# WHAT IS REQUIRED
Return each line of the records below that contains the word "JSON".

# EXTRACTED RECORDS
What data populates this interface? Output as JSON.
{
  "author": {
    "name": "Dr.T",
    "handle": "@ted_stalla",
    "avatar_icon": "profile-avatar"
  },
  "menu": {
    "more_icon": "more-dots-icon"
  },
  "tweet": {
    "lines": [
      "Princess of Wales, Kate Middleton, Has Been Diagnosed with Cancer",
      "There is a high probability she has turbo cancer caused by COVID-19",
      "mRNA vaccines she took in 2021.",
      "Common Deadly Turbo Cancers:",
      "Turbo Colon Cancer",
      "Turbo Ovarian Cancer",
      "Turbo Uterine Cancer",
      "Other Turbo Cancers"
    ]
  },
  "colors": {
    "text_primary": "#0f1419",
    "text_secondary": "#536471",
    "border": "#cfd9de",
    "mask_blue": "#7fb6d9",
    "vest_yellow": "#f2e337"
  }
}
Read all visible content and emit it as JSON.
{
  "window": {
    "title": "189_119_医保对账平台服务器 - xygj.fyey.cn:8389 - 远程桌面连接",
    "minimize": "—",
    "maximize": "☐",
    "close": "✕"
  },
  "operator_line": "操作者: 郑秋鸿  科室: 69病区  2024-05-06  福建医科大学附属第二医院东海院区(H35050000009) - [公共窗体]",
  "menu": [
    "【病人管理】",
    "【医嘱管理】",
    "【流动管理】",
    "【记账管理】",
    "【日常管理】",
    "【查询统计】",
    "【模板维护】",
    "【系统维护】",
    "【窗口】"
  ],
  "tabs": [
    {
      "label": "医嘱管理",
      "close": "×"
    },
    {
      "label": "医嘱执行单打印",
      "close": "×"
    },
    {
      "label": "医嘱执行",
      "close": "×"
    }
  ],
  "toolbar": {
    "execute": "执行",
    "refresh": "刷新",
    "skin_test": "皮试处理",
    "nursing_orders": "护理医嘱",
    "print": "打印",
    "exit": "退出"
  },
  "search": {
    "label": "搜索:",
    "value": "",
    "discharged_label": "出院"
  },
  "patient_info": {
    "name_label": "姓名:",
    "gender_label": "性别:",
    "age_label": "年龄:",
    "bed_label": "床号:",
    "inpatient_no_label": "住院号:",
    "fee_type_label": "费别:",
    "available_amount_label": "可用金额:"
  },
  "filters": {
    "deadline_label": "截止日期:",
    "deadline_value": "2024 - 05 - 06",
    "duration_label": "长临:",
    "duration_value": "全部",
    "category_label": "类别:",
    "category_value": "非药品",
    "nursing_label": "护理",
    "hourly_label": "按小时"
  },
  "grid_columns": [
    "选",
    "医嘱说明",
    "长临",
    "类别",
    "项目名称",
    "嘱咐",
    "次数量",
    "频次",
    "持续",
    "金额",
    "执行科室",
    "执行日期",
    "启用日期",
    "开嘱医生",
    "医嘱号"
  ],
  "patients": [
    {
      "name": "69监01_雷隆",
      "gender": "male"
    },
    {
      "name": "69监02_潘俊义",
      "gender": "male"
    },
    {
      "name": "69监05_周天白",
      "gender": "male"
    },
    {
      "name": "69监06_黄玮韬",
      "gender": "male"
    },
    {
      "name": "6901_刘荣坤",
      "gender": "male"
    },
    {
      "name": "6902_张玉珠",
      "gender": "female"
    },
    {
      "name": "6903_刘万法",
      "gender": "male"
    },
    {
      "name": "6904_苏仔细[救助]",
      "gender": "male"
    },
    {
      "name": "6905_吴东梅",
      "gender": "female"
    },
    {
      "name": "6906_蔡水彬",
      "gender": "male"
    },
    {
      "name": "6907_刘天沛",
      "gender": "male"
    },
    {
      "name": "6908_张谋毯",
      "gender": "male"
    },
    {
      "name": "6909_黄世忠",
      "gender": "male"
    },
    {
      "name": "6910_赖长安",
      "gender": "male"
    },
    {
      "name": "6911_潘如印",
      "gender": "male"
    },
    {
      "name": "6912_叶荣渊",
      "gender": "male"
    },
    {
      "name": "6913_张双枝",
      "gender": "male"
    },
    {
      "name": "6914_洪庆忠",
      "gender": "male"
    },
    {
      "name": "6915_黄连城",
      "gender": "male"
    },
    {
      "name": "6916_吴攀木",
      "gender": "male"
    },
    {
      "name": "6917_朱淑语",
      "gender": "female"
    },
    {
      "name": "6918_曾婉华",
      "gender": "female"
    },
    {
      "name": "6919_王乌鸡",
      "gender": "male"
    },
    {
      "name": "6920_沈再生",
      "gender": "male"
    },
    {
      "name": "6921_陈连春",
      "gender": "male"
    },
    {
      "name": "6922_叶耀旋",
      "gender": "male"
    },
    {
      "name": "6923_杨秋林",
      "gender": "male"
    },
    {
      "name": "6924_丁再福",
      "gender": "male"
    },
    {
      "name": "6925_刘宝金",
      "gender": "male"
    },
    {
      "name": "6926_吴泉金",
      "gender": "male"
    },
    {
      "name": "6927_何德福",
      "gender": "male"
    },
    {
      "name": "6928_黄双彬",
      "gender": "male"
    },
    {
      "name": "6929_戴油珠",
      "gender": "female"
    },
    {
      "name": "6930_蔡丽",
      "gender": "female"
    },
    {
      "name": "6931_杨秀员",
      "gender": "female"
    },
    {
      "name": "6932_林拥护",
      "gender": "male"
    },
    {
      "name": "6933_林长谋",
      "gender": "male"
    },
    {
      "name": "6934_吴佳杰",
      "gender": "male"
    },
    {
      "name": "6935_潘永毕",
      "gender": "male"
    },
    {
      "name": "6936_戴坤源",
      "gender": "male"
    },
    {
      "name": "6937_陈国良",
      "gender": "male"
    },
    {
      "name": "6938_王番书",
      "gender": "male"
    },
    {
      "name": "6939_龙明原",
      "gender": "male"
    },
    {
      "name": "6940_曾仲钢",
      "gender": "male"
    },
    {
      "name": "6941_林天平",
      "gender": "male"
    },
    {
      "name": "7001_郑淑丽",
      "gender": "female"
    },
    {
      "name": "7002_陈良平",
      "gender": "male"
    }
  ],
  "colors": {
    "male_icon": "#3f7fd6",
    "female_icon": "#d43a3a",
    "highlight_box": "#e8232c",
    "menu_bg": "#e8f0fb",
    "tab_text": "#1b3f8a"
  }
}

# PROBLEM SOLUTION
What data populates this interface? Output as JSON.
Read all visible content and emit it as JSON.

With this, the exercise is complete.